THE PROBLEM — Within this material, how many lines have the string "name" in them? The answer is a number, with nothing added.

## BEGIN EXTRACTED INFORMATION

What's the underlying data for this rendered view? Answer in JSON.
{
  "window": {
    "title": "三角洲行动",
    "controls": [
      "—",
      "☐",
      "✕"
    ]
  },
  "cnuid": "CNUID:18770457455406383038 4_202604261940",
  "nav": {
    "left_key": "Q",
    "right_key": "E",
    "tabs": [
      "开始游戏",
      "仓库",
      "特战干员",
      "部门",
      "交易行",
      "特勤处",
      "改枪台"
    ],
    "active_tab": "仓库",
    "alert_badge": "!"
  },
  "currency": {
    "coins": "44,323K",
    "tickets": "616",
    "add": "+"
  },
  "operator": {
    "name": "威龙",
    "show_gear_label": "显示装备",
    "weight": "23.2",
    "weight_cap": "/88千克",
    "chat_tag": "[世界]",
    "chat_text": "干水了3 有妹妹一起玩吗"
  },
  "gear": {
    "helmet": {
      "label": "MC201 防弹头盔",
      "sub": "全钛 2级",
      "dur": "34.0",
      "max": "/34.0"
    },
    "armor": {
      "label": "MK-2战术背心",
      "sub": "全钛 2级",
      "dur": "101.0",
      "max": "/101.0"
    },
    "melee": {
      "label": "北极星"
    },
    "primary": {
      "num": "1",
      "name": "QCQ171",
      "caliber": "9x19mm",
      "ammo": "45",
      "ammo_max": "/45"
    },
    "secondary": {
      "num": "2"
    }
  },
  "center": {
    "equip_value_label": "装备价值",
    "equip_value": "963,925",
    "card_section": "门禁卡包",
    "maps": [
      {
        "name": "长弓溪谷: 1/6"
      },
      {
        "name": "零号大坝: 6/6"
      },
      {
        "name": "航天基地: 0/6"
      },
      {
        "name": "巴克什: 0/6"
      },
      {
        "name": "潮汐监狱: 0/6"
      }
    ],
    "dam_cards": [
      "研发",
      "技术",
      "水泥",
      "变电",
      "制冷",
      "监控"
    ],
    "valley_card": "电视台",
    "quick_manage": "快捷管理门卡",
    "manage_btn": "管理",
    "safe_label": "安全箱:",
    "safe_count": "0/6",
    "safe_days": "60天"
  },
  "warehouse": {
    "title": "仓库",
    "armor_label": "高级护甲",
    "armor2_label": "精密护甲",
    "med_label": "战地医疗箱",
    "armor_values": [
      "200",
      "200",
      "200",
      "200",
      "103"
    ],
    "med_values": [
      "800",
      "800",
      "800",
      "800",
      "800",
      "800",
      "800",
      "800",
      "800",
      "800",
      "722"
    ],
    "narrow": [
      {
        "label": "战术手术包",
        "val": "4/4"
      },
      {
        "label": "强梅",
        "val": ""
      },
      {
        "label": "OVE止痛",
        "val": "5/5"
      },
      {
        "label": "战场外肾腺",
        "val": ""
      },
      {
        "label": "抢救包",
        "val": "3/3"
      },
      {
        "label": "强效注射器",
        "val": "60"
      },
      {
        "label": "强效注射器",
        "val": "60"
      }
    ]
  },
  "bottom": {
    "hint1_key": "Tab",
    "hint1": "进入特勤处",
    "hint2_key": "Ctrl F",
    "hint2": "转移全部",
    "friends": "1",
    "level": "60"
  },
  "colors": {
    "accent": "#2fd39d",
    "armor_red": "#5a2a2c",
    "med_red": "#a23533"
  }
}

## END EXTRACTED INFORMATION

TASK RESULT — 7